MATERIAL PROVIDED -

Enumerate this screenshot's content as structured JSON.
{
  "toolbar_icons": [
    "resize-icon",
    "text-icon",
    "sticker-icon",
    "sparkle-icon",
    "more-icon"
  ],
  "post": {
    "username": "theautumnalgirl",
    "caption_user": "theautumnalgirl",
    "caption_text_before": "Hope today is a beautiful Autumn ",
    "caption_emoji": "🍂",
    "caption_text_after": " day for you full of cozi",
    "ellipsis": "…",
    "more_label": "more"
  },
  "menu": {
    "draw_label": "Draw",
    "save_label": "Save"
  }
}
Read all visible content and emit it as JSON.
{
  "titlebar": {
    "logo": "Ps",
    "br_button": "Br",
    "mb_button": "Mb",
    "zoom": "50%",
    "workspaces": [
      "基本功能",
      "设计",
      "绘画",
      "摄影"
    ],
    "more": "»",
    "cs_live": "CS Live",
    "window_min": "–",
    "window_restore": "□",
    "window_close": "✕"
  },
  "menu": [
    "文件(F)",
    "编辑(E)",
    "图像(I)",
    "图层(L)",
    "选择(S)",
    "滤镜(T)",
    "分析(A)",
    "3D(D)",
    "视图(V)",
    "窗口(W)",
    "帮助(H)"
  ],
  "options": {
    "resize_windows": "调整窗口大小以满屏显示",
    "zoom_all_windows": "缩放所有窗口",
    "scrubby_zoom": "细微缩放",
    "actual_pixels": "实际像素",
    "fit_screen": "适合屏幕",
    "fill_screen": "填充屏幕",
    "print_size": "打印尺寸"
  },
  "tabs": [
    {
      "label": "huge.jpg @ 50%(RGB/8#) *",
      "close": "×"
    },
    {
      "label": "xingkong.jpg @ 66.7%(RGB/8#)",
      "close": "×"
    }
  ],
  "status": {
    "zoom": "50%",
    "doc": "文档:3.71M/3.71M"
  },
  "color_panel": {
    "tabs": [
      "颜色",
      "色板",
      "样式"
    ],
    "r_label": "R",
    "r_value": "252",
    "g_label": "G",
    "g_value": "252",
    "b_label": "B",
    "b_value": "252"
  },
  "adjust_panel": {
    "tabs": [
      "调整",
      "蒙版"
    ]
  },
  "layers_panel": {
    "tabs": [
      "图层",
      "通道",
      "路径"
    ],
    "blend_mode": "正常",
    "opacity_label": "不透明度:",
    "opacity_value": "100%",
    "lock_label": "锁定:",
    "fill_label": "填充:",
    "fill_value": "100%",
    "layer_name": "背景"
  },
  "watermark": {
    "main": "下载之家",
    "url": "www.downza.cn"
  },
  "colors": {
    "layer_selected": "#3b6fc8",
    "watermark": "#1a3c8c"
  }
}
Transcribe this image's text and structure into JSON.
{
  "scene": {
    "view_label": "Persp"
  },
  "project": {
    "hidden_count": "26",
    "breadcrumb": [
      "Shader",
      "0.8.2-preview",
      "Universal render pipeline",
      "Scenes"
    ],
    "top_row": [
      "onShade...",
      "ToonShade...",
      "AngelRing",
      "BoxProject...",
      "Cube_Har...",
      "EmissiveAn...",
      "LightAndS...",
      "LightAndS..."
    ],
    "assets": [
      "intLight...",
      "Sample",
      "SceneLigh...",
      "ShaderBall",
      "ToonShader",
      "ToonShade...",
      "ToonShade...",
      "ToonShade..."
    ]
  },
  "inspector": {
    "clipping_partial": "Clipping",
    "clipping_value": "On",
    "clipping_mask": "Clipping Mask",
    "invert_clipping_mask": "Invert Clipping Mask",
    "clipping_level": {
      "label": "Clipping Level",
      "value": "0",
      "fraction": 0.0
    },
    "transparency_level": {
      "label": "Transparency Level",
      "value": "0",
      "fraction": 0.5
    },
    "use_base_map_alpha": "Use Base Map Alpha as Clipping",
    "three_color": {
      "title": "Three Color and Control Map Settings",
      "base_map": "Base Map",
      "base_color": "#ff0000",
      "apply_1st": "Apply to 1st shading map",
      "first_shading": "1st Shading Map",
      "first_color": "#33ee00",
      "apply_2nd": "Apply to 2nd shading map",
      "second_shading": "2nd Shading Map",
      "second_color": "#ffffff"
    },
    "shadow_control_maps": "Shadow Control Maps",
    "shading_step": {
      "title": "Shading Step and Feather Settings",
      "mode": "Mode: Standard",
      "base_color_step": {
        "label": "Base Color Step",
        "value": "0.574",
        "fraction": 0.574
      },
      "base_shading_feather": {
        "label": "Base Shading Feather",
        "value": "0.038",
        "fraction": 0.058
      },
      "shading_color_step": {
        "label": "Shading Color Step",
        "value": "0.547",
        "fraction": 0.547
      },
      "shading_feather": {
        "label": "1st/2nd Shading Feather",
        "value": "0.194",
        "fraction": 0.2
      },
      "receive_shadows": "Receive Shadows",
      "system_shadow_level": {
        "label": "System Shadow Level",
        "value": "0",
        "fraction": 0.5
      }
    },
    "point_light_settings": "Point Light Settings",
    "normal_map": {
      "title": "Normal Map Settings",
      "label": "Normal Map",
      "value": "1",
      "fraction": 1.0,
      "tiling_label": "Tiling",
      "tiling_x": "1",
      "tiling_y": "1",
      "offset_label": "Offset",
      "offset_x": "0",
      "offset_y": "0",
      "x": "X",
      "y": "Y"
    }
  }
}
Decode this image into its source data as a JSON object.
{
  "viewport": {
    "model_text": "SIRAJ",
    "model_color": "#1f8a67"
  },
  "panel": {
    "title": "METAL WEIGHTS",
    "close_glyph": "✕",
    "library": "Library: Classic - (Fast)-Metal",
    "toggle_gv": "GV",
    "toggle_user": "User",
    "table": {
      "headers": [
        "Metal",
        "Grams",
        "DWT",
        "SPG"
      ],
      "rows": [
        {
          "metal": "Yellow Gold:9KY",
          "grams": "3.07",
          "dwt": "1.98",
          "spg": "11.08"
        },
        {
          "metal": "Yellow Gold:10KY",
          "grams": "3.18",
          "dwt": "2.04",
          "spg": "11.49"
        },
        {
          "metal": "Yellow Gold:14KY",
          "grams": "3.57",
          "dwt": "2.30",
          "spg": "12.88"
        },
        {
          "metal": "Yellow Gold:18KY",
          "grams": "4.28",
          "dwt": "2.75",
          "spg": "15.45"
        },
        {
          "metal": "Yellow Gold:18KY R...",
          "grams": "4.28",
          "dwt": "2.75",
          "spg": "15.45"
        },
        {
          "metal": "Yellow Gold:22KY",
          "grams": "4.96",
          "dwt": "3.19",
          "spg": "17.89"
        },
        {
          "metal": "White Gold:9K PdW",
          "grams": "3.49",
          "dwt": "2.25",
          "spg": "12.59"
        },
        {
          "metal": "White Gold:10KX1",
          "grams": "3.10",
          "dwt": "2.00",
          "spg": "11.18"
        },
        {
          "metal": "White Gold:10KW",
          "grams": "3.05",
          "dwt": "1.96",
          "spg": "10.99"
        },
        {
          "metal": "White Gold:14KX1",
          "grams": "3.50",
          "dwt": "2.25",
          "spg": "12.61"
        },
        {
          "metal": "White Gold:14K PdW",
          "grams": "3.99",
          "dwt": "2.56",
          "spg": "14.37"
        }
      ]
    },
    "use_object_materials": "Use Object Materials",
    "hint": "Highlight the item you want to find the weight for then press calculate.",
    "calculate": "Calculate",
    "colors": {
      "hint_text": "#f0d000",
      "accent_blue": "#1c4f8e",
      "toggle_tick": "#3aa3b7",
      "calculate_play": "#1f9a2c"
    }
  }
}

WHAT TO PRODUCE -
Print the records once more, exactly as they were given.

THE RESPONSE -
Enumerate this screenshot's content as structured JSON.
{
  "toolbar_icons": [
    "resize-icon",
    "text-icon",
    "sticker-icon",
    "sparkle-icon",
    "more-icon"
  ],
  "post": {
    "username": "theautumnalgirl",
    "caption_user": "theautumnalgirl",
    "caption_text_before": "Hope today is a beautiful Autumn ",
    "caption_emoji": "🍂",
    "caption_text_after": " day for you full of cozi",
    "ellipsis": "…",
    "more_label": "more"
  },
  "menu": {
    "draw_label": "Draw",
    "save_label": "Save"
  }
}
Read all visible content and emit it as JSON.
{
  "titlebar": {
    "logo": "Ps",
    "br_button": "Br",
    "mb_button": "Mb",
    "zoom": "50%",
    "workspaces": [
      "基本功能",
      "设计",
      "绘画",
      "摄影"
    ],
    "more": "»",
    "cs_live": "CS Live",
    "window_min": "–",
    "window_restore": "□",
    "window_close": "✕"
  },
  "menu": [
    "文件(F)",
    "编辑(E)",
    "图像(I)",
    "图层(L)",
    "选择(S)",
    "滤镜(T)",
    "分析(A)",
    "3D(D)",
    "视图(V)",
    "窗口(W)",
    "帮助(H)"
  ],
  "options": {
    "resize_windows": "调整窗口大小以满屏显示",
    "zoom_all_windows": "缩放所有窗口",
    "scrubby_zoom": "细微缩放",
    "actual_pixels": "实际像素",
    "fit_screen": "适合屏幕",
    "fill_screen": "填充屏幕",
    "print_size": "打印尺寸"
  },
  "tabs": [
    {
      "label": "huge.jpg @ 50%(RGB/8#) *",
      "close": "×"
    },
    {
      "label": "xingkong.jpg @ 66.7%(RGB/8#)",
      "close": "×"
    }
  ],
  "status": {
    "zoom": "50%",
    "doc": "文档:3.71M/3.71M"
  },
  "color_panel": {
    "tabs": [
      "颜色",
      "色板",
      "样式"
    ],
    "r_label": "R",
    "r_value": "252",
    "g_label": "G",
    "g_value": "252",
    "b_label": "B",
    "b_value": "252"
  },
  "adjust_panel": {
    "tabs": [
      "调整",
      "蒙版"
    ]
  },
  "layers_panel": {
    "tabs": [
      "图层",
      "通道",
      "路径"
    ],
    "blend_mode": "正常",
    "opacity_label": "不透明度:",
    "opacity_value": "100%",
    "lock_label": "锁定:",
    "fill_label": "填充:",
    "fill_value": "100%",
    "layer_name": "背景"
  },
  "watermark": {
    "main": "下载之家",
    "url": "www.downza.cn"
  },
  "colors": {
    "layer_selected": "#3b6fc8",
    "watermark": "#1a3c8c"
  }
}
Transcribe this image's text and structure into JSON.
{
  "scene": {
    "view_label": "Persp"
  },
  "project": {
    "hidden_count": "26",
    "breadcrumb": [
      "Shader",
      "0.8.2-preview",
      "Universal render pipeline",
      "Scenes"
    ],
    "top_row": [
      "onShade...",
      "ToonShade...",
      "AngelRing",
      "BoxProject...",
      "Cube_Har...",
      "EmissiveAn...",
      "LightAndS...",
      "LightAndS..."
    ],
    "assets": [
      "intLight...",
      "Sample",
      "SceneLigh...",
      "ShaderBall",
      "ToonShader",
      "ToonShade...",
      "ToonShade...",
      "ToonShade..."
    ]
  },
  "inspector": {
    "clipping_partial": "Clipping",
    "clipping_value": "On",
    "clipping_mask": "Clipping Mask",
    "invert_clipping_mask": "Invert Clipping Mask",
    "clipping_level": {
      "label": "Clipping Level",
      "value": "0",
      "fraction": 0.0
    },
    "transparency_level": {
      "label": "Transparency Level",
      "value": "0",
      "fraction": 0.5
    },
    "use_base_map_alpha": "Use Base Map Alpha as Clipping",
    "three_color": {
      "title": "Three Color and Control Map Settings",
      "base_map": "Base Map",
      "base_color": "#ff0000",
      "apply_1st": "Apply to 1st shading map",
      "first_shading": "1st Shading Map",
      "first_color": "#33ee00",
      "apply_2nd": "Apply to 2nd shading map",
      "second_shading": "2nd Shading Map",
      "second_color": "#ffffff"
    },
    "shadow_control_maps": "Shadow Control Maps",
    "shading_step": {
      "title": "Shading Step and Feather Settings",
      "mode": "Mode: Standard",
      "base_color_step": {
        "label": "Base Color Step",
        "value": "0.574",
        "fraction": 0.574
      },
      "base_shading_feather": {
        "label": "Base Shading Feather",
        "value": "0.038",
        "fraction": 0.058
      },
      "shading_color_step": {
        "label": "Shading Color Step",
        "value": "0.547",
        "fraction": 0.547
      },
      "shading_feather": {
        "label": "1st/2nd Shading Feather",
        "value": "0.194",
        "fraction": 0.2
      },
      "receive_shadows": "Receive Shadows",
      "system_shadow_level": {
        "label": "System Shadow Level",
        "value": "0",
        "fraction": 0.5
      }
    },
    "point_light_settings": "Point Light Settings",
    "normal_map": {
      "title": "Normal Map Settings",
      "label": "Normal Map",
      "value": "1",
      "fraction": 1.0,
      "tiling_label": "Tiling",
      "tiling_x": "1",
      "tiling_y": "1",
      "offset_label": "Offset",
      "offset_x": "0",
      "offset_y": "0",
      "x": "X",
      "y": "Y"
    }
  }
}
Decode this image into its source data as a JSON object.
{
  "viewport": {
    "model_text": "SIRAJ",
    "model_color": "#1f8a67"
  },
  "panel": {
    "title": "METAL WEIGHTS",
    "close_glyph": "✕",
    "library": "Library: Classic - (Fast)-Metal",
    "toggle_gv": "GV",
    "toggle_user": "User",
    "table": {
      "headers": [
        "Metal",
        "Grams",
        "DWT",
        "SPG"
      ],
      "rows": [
        {
          "metal": "Yellow Gold:9KY",
          "grams": "3.07",
          "dwt": "1.98",
          "spg": "11.08"
        },
        {
          "metal": "Yellow Gold:10KY",
          "grams": "3.18",
          "dwt": "2.04",
          "spg": "11.49"
        },
        {
          "metal": "Yellow Gold:14KY",
          "grams": "3.57",
          "dwt": "2.30",
          "spg": "12.88"
        },
        {
          "metal": "Yellow Gold:18KY",
          "grams": "4.28",
          "dwt": "2.75",
          "spg": "15.45"
        },
        {
          "metal": "Yellow Gold:18KY R...",
          "grams": "4.28",
          "dwt": "2.75",
          "spg": "15.45"
        },
        {
          "metal": "Yellow Gold:22KY",
          "grams": "4.96",
          "dwt": "3.19",
          "spg": "17.89"
        },
        {
          "metal": "White Gold:9K PdW",
          "grams": "3.49",
          "dwt": "2.25",
          "spg": "12.59"
        },
        {
          "metal": "White Gold:10KX1",
          "grams": "3.10",
          "dwt": "2.00",
          "spg": "11.18"
        },
        {
          "metal": "White Gold:10KW",
          "grams": "3.05",
          "dwt": "1.96",
          "spg": "10.99"
        },
        {
          "metal": "White Gold:14KX1",
          "grams": "3.50",
          "dwt": "2.25",
          "spg": "12.61"
        },
        {
          "metal": "White Gold:14K PdW",
          "grams": "3.99",
          "dwt": "2.56",
          "spg": "14.37"
        }
      ]
    },
    "use_object_materials": "Use Object Materials",
    "hint": "Highlight the item you want to find the weight for then press calculate.",
    "calculate": "Calculate",
    "colors": {
      "hint_text": "#f0d000",
      "accent_blue": "#1c4f8e",
      "toggle_tick": "#3aa3b7",
      "calculate_play": "#1f9a2c"
    }
  }
}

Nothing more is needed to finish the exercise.